== PROBLEM REQUIREMENTS ==
Give the listing below again in full, exactly as written.

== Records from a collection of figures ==
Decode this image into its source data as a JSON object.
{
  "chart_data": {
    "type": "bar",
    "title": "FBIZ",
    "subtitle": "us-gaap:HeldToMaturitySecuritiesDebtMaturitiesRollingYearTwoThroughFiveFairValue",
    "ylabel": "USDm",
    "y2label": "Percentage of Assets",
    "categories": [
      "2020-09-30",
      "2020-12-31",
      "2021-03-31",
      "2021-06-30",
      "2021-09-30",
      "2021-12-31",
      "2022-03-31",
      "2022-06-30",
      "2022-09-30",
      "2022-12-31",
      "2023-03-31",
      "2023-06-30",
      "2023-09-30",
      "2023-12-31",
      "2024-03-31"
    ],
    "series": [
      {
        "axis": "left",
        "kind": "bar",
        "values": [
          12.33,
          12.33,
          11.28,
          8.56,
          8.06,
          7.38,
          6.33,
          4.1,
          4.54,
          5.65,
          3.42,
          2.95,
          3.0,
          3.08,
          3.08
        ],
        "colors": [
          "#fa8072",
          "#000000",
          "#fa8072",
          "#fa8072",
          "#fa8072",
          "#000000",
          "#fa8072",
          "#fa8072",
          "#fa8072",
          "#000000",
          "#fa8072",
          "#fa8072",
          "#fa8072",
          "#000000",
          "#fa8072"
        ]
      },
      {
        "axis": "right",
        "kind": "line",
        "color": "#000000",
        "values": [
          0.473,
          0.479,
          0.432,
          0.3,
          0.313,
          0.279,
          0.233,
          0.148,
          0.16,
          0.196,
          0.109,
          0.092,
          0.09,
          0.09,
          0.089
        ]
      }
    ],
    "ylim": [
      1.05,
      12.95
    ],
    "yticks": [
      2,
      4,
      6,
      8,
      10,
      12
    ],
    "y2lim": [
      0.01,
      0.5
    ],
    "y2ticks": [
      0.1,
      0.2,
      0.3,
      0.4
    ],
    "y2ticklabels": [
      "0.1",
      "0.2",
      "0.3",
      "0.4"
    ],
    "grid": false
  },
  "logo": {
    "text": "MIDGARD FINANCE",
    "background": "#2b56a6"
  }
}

== FINAL ANSWER ==
Decode this image into its source data as a JSON object.
{
  "chart_data": {
    "type": "bar",
    "title": "FBIZ",
    "subtitle": "us-gaap:HeldToMaturitySecuritiesDebtMaturitiesRollingYearTwoThroughFiveFairValue",
    "ylabel": "USDm",
    "y2label": "Percentage of Assets",
    "categories": [
      "2020-09-30",
      "2020-12-31",
      "2021-03-31",
      "2021-06-30",
      "2021-09-30",
      "2021-12-31",
      "2022-03-31",
      "2022-06-30",
      "2022-09-30",
      "2022-12-31",
      "2023-03-31",
      "2023-06-30",
      "2023-09-30",
      "2023-12-31",
      "2024-03-31"
    ],
    "series": [
      {
        "axis": "left",
        "kind": "bar",
        "values": [
          12.33,
          12.33,
          11.28,
          8.56,
          8.06,
          7.38,
          6.33,
          4.1,
          4.54,
          5.65,
          3.42,
          2.95,
          3.0,
          3.08,
          3.08
        ],
        "colors": [
          "#fa8072",
          "#000000",
          "#fa8072",
          "#fa8072",
          "#fa8072",
          "#000000",
          "#fa8072",
          "#fa8072",
          "#fa8072",
          "#000000",
          "#fa8072",
          "#fa8072",
          "#fa8072",
          "#000000",
          "#fa8072"
        ]
      },
      {
        "axis": "right",
        "kind": "line",
        "color": "#000000",
        "values": [
          0.473,
          0.479,
          0.432,
          0.3,
          0.313,
          0.279,
          0.233,
          0.148,
          0.16,
          0.196,
          0.109,
          0.092,
          0.09,
          0.09,
          0.089
        ]
      }
    ],
    "ylim": [
      1.05,
      12.95
    ],
    "yticks": [
      2,
      4,
      6,
      8,
      10,
      12
    ],
    "y2lim": [
      0.01,
      0.5
    ],
    "y2ticks": [
      0.1,
      0.2,
      0.3,
      0.4
    ],
    "y2ticklabels": [
      "0.1",
      "0.2",
      "0.3",
      "0.4"
    ],
    "grid": false
  },
  "logo": {
    "text": "MIDGARD FINANCE",
    "background": "#2b56a6"
  }
}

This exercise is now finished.